## Task statement
Your task is to gather the lines below that hold the string "made".

Collected data:

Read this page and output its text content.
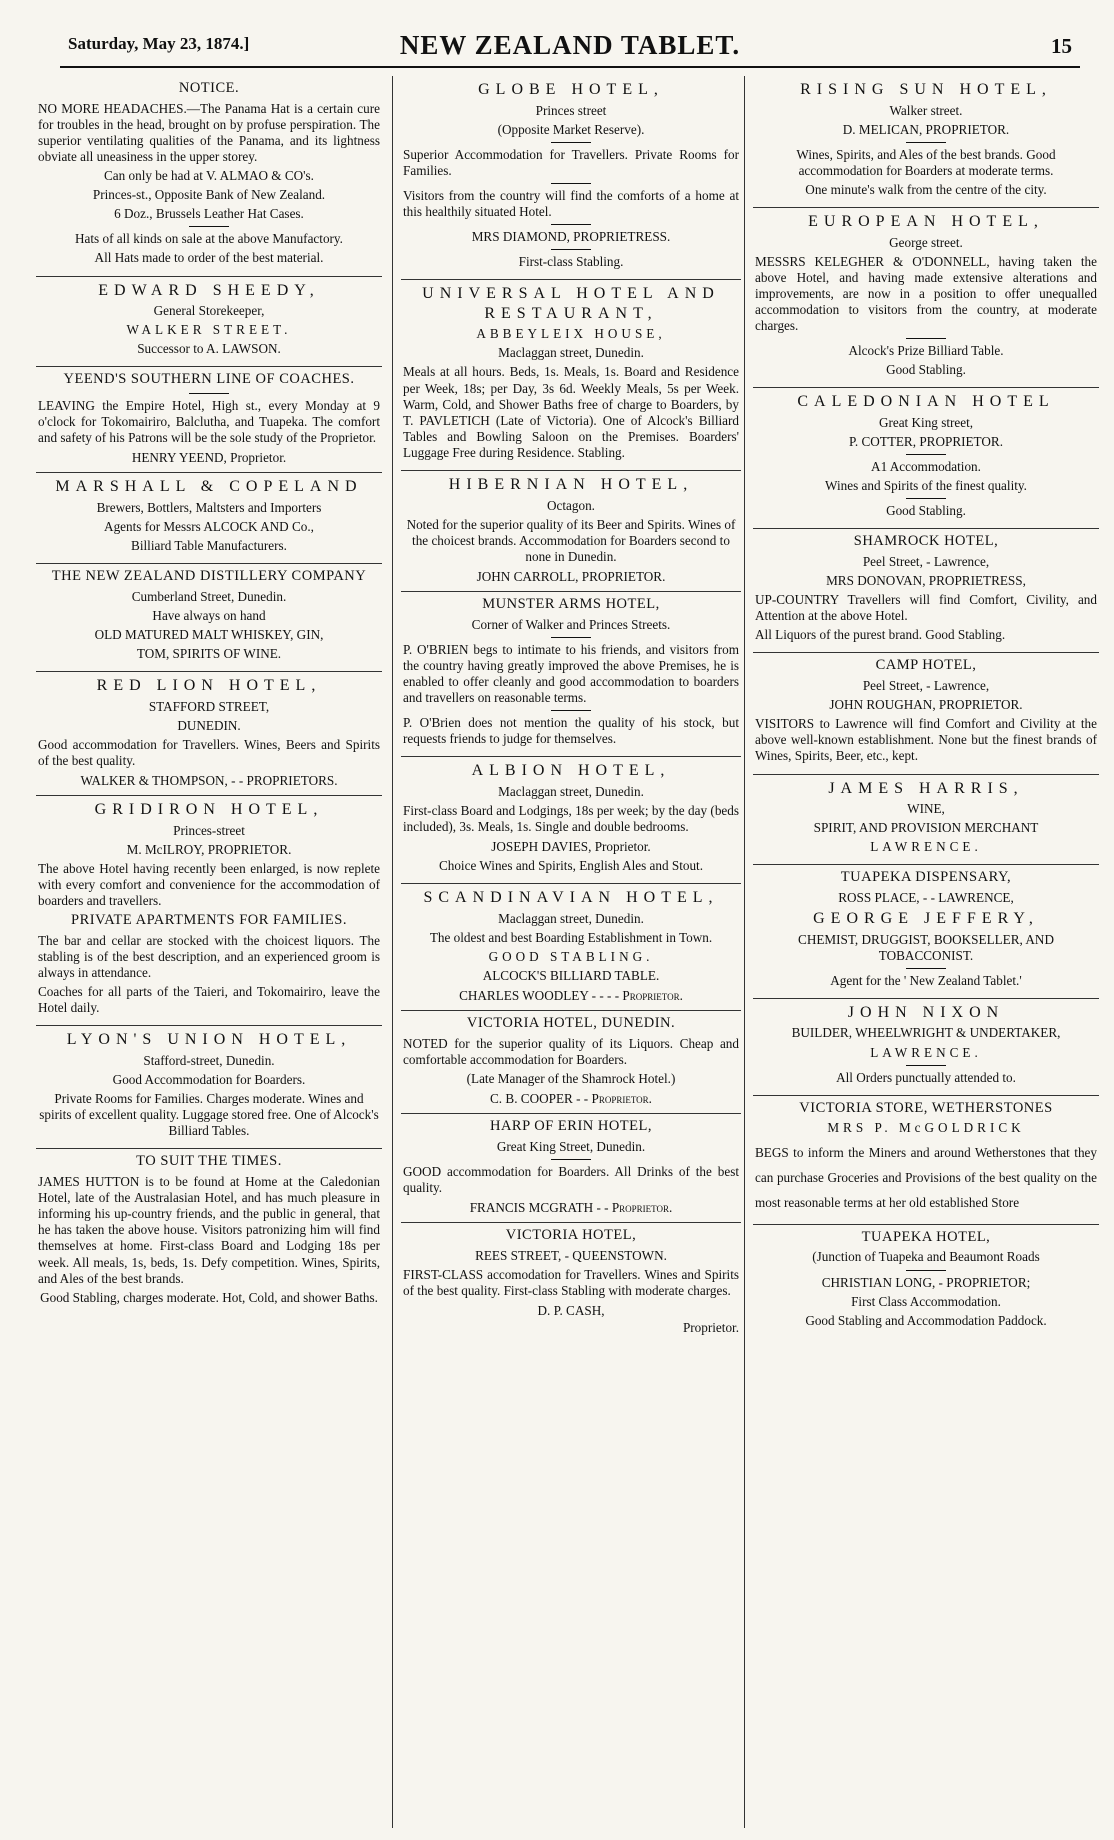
Saturday, May 23, 1874.]	NEW ZEALAND TABLET.	15
NOTICE.
NO MORE HEADACHES.—The Panama Hat is a certain cure for troubles in the head, brought on by profuse perspiration. The superior ventilating qualities of the Panama, and its lightness obviate all uneasiness in the upper storey.
Can only be had at V. ALMAO & CO's.
Princes-st., Opposite Bank of New Zealand.
6 Doz., Brussels Leather Hat Cases.
Hats of all kinds on sale at the above Manufactory.
All Hats made to order of the best material.
EDWARD SHEEDY,
General Storekeeper,
WALKER STREET.
Successor to A. LAWSON.
YEEND'S SOUTHERN LINE OF COACHES.
LEAVING the Empire Hotel, High st., every Monday at 9 o'clock for Tokomairiro, Balclutha, and Tuapeka. The comfort and safety of his Patrons will be the sole study of the Proprietor.
HENRY YEEND, Proprietor.
MARSHALL & COPELAND
Brewers, Bottlers, Maltsters and Importers
Agents for Messrs ALCOCK AND Co.,
Billiard Table Manufacturers.
THE NEW ZEALAND DISTILLERY COMPANY
Cumberland Street, Dunedin.
Have always on hand
OLD MATURED MALT WHISKEY, GIN,
TOM, SPIRITS OF WINE.
RED LION HOTEL,
STAFFORD STREET,
DUNEDIN.
Good accommodation for Travellers. Wines, Beers and Spirits of the best quality.
WALKER & THOMPSON, - - PROPRIETORS.
GRIDIRON HOTEL,
Princes-street
M. McILROY, PROPRIETOR.
The above Hotel having recently been enlarged, is now replete with every comfort and convenience for the accommodation of boarders and travellers.
PRIVATE APARTMENTS FOR FAMILIES.
The bar and cellar are stocked with the choicest liquors. The stabling is of the best description, and an experienced groom is always in attendance.
Coaches for all parts of the Taieri, and Tokomairiro, leave the Hotel daily.
LYON'S UNION HOTEL,
Stafford-street, Dunedin.
Good Accommodation for Boarders.
Private Rooms for Families. Charges moderate. Wines and spirits of excellent quality. Luggage stored free. One of Alcock's Billiard Tables.
TO SUIT THE TIMES.
JAMES HUTTON is to be found at Home at the Caledonian Hotel, late of the Australasian Hotel, and has much pleasure in informing his up-country friends, and the public in general, that he has taken the above house. Visitors patronizing him will find themselves at home. First-class Board and Lodging 18s per week. All meals, 1s, beds, 1s. Defy competition. Wines, Spirits, and Ales of the best brands.
Good Stabling, charges moderate. Hot, Cold, and shower Baths.
GLOBE HOTEL,
Princes street
(Opposite Market Reserve).
Superior Accommodation for Travellers. Private Rooms for Families.
Visitors from the country will find the comforts of a home at this healthily situated Hotel.
MRS DIAMOND, PROPRIETRESS.
First-class Stabling.
UNIVERSAL HOTEL AND RESTAURANT,
ABBEYLEIX HOUSE,
Maclaggan street, Dunedin.
Meals at all hours. Beds, 1s. Meals, 1s. Board and Residence per Week, 18s; per Day, 3s 6d. Weekly Meals, 5s per Week. Warm, Cold, and Shower Baths free of charge to Boarders, by T. PAVLETICH (Late of Victoria). One of Alcock's Billiard Tables and Bowling Saloon on the Premises. Boarders' Luggage Free during Residence. Stabling.
HIBERNIAN HOTEL,
Octagon.
Noted for the superior quality of its Beer and Spirits. Wines of the choicest brands. Accommodation for Boarders second to none in Dunedin.
JOHN CARROLL, PROPRIETOR.
MUNSTER ARMS HOTEL,
Corner of Walker and Princes Streets.
P. O'BRIEN begs to intimate to his friends, and visitors from the country having greatly improved the above Premises, he is enabled to offer cleanly and good accommodation to boarders and travellers on reasonable terms.
P. O'Brien does not mention the quality of his stock, but requests friends to judge for themselves.
ALBION HOTEL,
Maclaggan street, Dunedin.
First-class Board and Lodgings, 18s per week; by the day (beds included), 3s. Meals, 1s. Single and double bedrooms.
JOSEPH DAVIES, Proprietor.
Choice Wines and Spirits, English Ales and Stout.
SCANDINAVIAN HOTEL,
Maclaggan street, Dunedin.
The oldest and best Boarding Establishment in Town.
GOOD STABLING.
ALCOCK'S BILLIARD TABLE.
CHARLES WOODLEY - - - - Proprietor.
VICTORIA HOTEL, DUNEDIN.
NOTED for the superior quality of its Liquors. Cheap and comfortable accommodation for Boarders.
(Late Manager of the Shamrock Hotel.)
C. B. COOPER - - Proprietor.
HARP OF ERIN HOTEL,
Great King Street, Dunedin.
GOOD accommodation for Boarders. All Drinks of the best quality.
FRANCIS MCGRATH - - Proprietor.
VICTORIA HOTEL,
REES STREET, - QUEENSTOWN.
FIRST-CLASS accomodation for Travellers. Wines and Spirits of the best quality. First-class Stabling with moderate charges.
D. P. CASH,
Proprietor.
RISING SUN HOTEL,
Walker street.
D. MELICAN, PROPRIETOR.
Wines, Spirits, and Ales of the best brands. Good accommodation for Boarders at moderate terms.
One minute's walk from the centre of the city.
EUROPEAN HOTEL,
George street.
MESSRS KELEGHER & O'DONNELL, having taken the above Hotel, and having made extensive alterations and improvements, are now in a position to offer unequalled accommodation to visitors from the country, at moderate charges.
Alcock's Prize Billiard Table.
Good Stabling.
CALEDONIAN HOTEL
Great King street,
P. COTTER, PROPRIETOR.
A1 Accommodation.
Wines and Spirits of the finest quality.
Good Stabling.
SHAMROCK HOTEL,
Peel Street, - Lawrence,
MRS DONOVAN, PROPRIETRESS,
UP-COUNTRY Travellers will find Comfort, Civility, and Attention at the above Hotel.
All Liquors of the purest brand. Good Stabling.
CAMP HOTEL,
Peel Street, - Lawrence,
JOHN ROUGHAN, PROPRIETOR.
VISITORS to Lawrence will find Comfort and Civility at the above well-known establishment. None but the finest brands of Wines, Spirits, Beer, etc., kept.
JAMES HARRIS,
WINE,
SPIRIT, AND PROVISION MERCHANT
LAWRENCE.
TUAPEKA DISPENSARY,
ROSS PLACE, - - LAWRENCE,
GEORGE JEFFERY,
CHEMIST, DRUGGIST, BOOKSELLER, AND TOBACCONIST.
Agent for the ' New Zealand Tablet.'
JOHN NIXON
BUILDER, WHEELWRIGHT & UNDERTAKER,
LAWRENCE.
All Orders punctually attended to.
VICTORIA STORE, WETHERSTONES
MRS P. McGOLDRICK
BEGS to inform the Miners and around Wetherstones that they can purchase Groceries and Provisions of the best quality on the most reasonable terms at her old established Store
TUAPEKA HOTEL,
(Junction of Tuapeka and Beaumont Roads
CHRISTIAN LONG, - PROPRIETOR;
First Class Accommodation.
Good Stabling and Accommodation Paddock.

## Exercise response
All Hats made to order of the best material.
MESSRS KELEGHER & O'DONNELL, having taken the above Hotel, and having made extensive alterations and improvements, are now in a position to offer unequalled accommodation to visitors from the country, at moderate charges.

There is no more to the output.